◆ What to work on ◆
Give every line of the data again, unchanged, but with no pictures.

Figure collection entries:
** start **
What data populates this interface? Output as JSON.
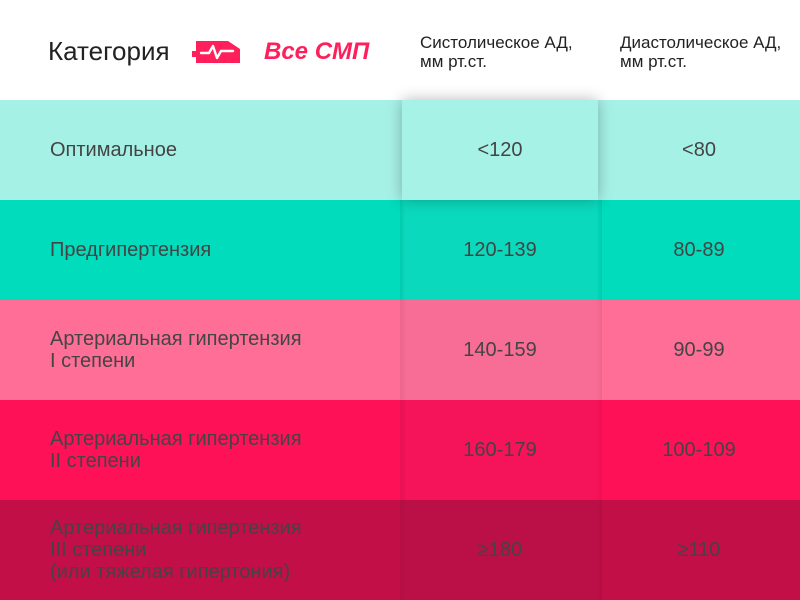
{
  "header": {
    "category_label": "Категория",
    "logo_text": "Все СМП",
    "systolic_label": "Систолическое АД,\nмм рт.ст.",
    "diastolic_label": "Диастолическое АД,\nмм рт.ст."
  },
  "rows": [
    {
      "category": "Оптимальное",
      "systolic": "<120",
      "diastolic": "<80"
    },
    {
      "category": "Предгипертензия",
      "systolic": "120-139",
      "diastolic": "80-89"
    },
    {
      "category": "Артериальная гипертензия\nI степени",
      "systolic": "140-159",
      "diastolic": "90-99"
    },
    {
      "category": "Артериальная гипертензия\nII степени",
      "systolic": "160-179",
      "diastolic": "100-109"
    },
    {
      "category": "Артериальная гипертензия\nIII степени\n(или тяжелая гипертония)",
      "systolic": "≥180",
      "diastolic": "≥110"
    }
  ],
  "colors": {
    "brand": "#ff1f5a",
    "optimal": "#a6f1e6",
    "prehypertension": "#00dcbc",
    "stage1": "#ff6e96",
    "stage2": "#ff1158",
    "stage3": "#c20f47"
  },
  "icons": {
    "logo": "ambulance-icon"
  }
}
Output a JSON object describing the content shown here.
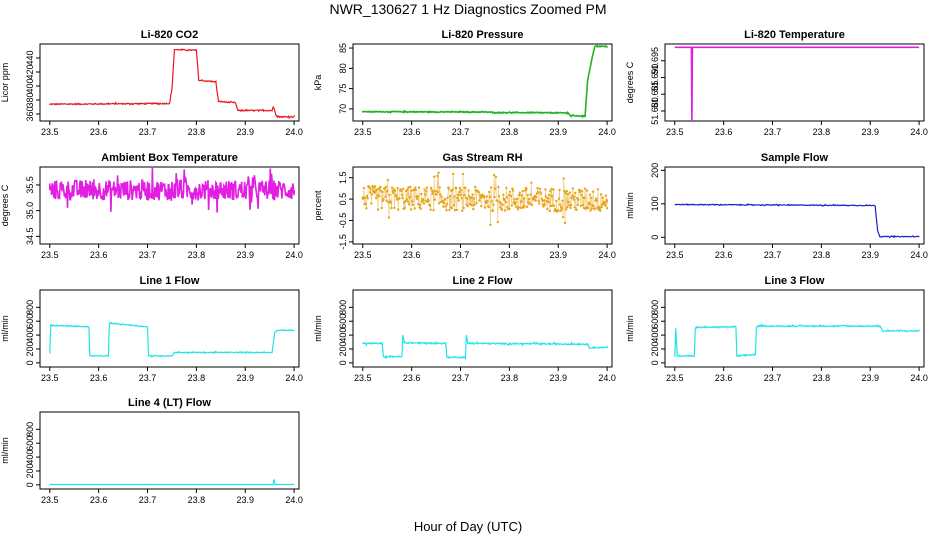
** end **
◆ Exercise answer ◆
What data populates this interface? Output as JSON.
{
  "header": {
    "category_label": "Категория",
    "logo_text": "Все СМП",
    "systolic_label": "Систолическое АД,\nмм рт.ст.",
    "diastolic_label": "Диастолическое АД,\nмм рт.ст."
  },
  "rows": [
    {
      "category": "Оптимальное",
      "systolic": "<120",
      "diastolic": "<80"
    },
    {
      "category": "Предгипертензия",
      "systolic": "120-139",
      "diastolic": "80-89"
    },
    {
      "category": "Артериальная гипертензия\nI степени",
      "systolic": "140-159",
      "diastolic": "90-99"
    },
    {
      "category": "Артериальная гипертензия\nII степени",
      "systolic": "160-179",
      "diastolic": "100-109"
    },
    {
      "category": "Артериальная гипертензия\nIII степени\n(или тяжелая гипертония)",
      "systolic": "≥180",
      "diastolic": "≥110"
    }
  ],
  "colors": {
    "brand": "#ff1f5a",
    "optimal": "#a6f1e6",
    "prehypertension": "#00dcbc",
    "stage1": "#ff6e96",
    "stage2": "#ff1158",
    "stage3": "#c20f47"
  },
  "icons": {
    "logo": "ambulance-icon"
  }
}
Output a JSON object describing the content shown here.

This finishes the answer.